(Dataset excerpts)
____________________
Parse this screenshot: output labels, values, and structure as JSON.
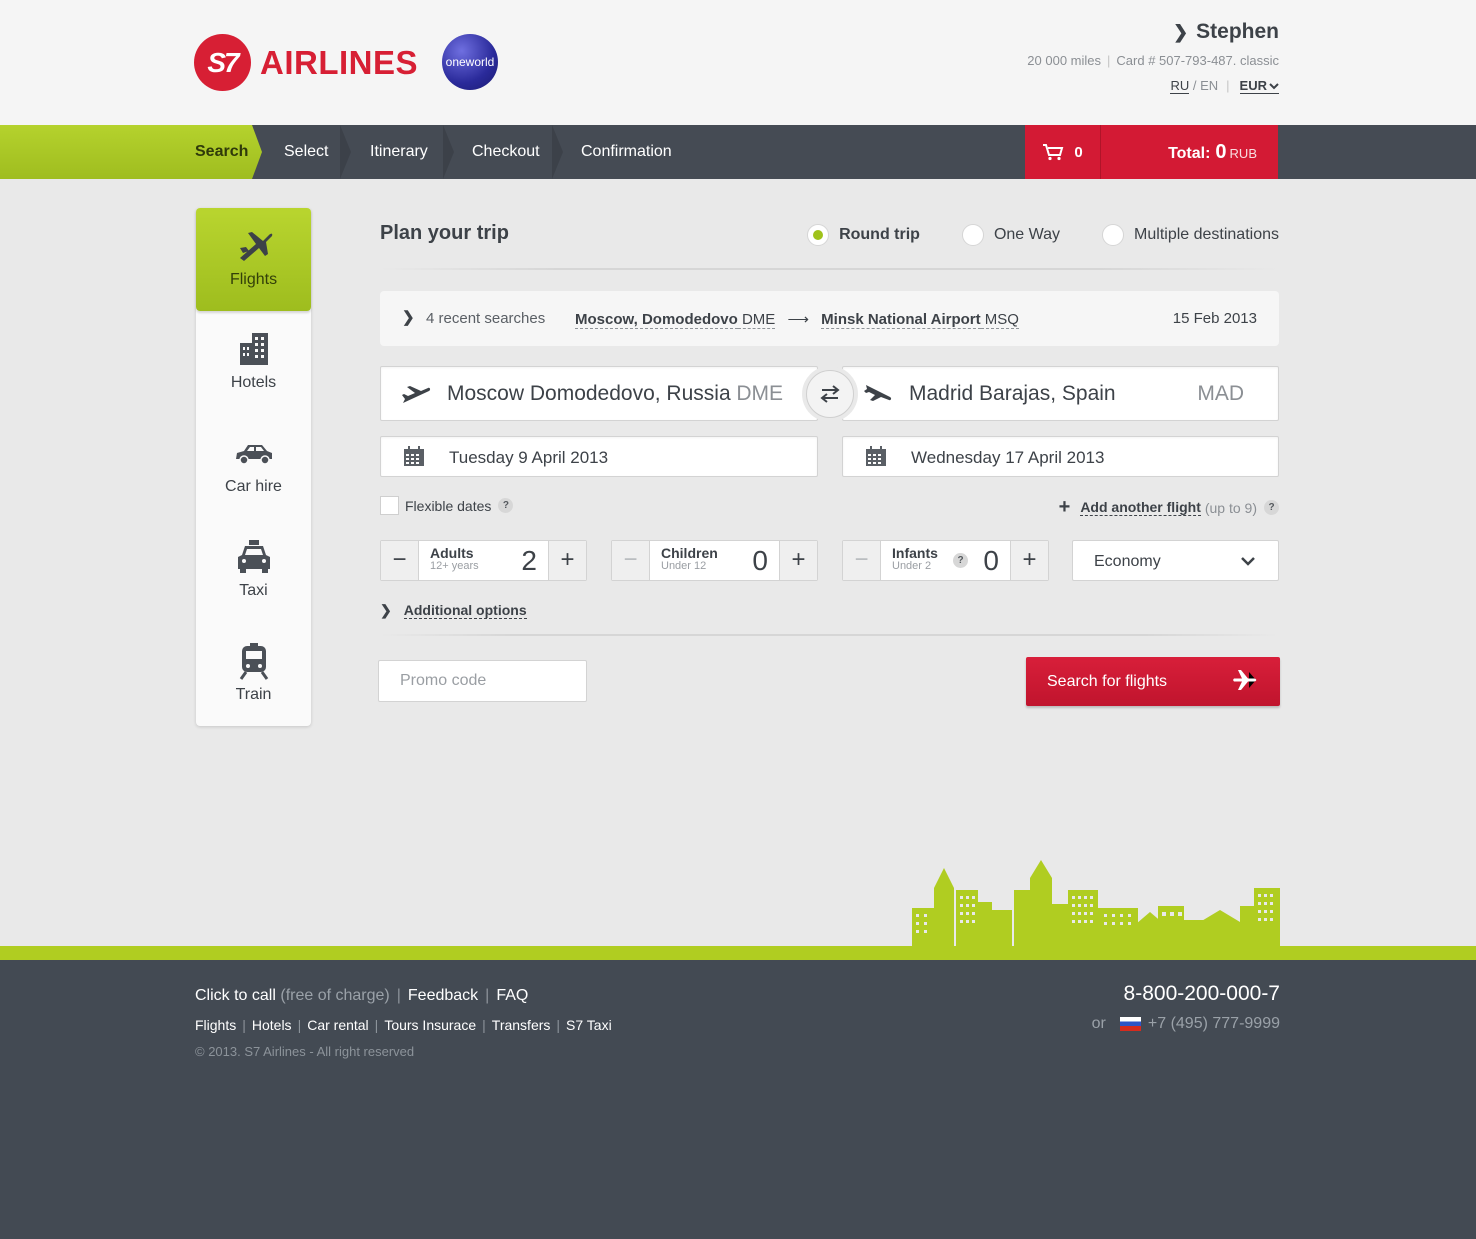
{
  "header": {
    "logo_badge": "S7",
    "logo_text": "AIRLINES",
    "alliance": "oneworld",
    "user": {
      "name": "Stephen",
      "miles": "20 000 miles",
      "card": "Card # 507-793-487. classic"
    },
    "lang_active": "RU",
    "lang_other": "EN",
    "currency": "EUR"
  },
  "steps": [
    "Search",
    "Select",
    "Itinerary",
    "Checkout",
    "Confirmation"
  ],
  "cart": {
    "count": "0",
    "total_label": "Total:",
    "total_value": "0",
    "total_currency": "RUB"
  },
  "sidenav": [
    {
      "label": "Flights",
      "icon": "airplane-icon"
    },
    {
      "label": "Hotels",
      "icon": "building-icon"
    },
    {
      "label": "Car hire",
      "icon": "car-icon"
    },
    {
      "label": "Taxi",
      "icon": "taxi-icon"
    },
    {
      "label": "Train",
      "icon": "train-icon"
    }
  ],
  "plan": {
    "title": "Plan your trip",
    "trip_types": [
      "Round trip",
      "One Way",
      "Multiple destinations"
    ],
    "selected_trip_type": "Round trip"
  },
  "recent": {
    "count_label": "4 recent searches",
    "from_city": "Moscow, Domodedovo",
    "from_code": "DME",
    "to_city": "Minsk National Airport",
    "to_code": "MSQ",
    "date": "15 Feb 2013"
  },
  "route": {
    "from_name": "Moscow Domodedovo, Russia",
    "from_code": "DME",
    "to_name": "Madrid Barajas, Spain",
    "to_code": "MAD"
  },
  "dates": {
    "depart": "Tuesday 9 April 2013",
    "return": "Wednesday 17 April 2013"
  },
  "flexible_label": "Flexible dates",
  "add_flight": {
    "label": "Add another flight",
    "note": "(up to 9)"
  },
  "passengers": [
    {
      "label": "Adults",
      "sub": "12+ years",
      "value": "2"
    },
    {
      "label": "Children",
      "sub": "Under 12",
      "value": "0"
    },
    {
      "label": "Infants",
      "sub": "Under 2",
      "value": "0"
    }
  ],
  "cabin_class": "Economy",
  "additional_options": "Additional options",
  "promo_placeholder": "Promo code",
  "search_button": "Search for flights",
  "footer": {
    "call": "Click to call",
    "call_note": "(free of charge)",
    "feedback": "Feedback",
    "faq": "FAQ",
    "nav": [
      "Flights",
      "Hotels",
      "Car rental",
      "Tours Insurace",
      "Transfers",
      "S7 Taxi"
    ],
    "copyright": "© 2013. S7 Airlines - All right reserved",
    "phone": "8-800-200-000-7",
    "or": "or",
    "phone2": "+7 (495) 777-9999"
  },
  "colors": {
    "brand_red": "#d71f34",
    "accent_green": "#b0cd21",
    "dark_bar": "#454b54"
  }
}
____________________
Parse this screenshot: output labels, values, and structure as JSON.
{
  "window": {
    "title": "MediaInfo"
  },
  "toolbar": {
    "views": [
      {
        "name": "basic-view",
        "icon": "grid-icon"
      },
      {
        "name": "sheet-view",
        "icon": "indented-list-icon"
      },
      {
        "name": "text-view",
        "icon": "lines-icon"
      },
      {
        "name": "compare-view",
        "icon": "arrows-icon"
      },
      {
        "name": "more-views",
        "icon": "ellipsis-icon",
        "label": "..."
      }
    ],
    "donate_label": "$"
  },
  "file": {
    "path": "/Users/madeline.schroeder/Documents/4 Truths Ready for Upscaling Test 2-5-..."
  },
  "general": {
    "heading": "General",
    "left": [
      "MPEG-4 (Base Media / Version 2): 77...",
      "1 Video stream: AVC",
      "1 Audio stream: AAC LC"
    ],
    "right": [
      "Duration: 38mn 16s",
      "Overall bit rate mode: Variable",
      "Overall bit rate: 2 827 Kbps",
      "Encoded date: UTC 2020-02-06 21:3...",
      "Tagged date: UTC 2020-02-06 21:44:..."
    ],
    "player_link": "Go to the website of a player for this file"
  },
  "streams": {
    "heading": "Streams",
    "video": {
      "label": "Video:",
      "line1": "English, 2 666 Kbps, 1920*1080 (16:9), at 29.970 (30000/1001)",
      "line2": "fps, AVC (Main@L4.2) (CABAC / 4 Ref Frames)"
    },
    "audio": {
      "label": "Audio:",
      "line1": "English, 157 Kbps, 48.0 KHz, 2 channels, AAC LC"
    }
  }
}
____________________
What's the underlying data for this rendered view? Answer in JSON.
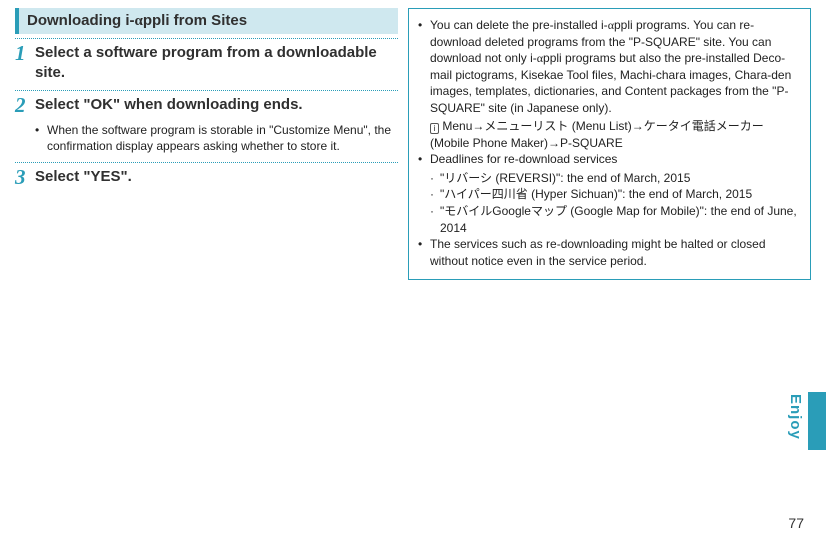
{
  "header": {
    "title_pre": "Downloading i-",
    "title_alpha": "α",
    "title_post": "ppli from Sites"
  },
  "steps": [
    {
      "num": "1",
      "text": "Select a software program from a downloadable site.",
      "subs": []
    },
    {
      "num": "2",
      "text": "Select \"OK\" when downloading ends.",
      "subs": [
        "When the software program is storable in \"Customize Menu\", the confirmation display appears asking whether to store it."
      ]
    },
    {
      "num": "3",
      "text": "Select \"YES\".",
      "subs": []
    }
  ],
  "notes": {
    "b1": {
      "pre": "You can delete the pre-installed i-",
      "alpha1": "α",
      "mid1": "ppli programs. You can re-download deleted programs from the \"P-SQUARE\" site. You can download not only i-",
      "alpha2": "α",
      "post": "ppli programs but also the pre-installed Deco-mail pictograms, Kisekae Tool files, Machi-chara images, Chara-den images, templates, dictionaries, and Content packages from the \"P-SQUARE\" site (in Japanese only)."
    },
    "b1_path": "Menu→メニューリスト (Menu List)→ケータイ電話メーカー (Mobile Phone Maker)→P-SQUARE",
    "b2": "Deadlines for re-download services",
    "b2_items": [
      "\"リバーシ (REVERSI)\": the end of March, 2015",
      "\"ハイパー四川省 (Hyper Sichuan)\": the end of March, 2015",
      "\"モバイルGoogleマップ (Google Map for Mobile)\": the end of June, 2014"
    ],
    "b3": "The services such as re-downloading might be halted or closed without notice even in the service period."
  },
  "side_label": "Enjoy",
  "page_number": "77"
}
____________________
* _What is being asked_: In the records, locate each line holding the string "Mobile" and copy it.

* _Expected output_:
    "b1_path": "Menu→メニューリスト (Menu List)→ケータイ電話メーカー (Mobile Phone Maker)→P-SQUARE",
      "\"モバイルGoogleマップ (Google Map for Mobile)\": the end of June, 2014"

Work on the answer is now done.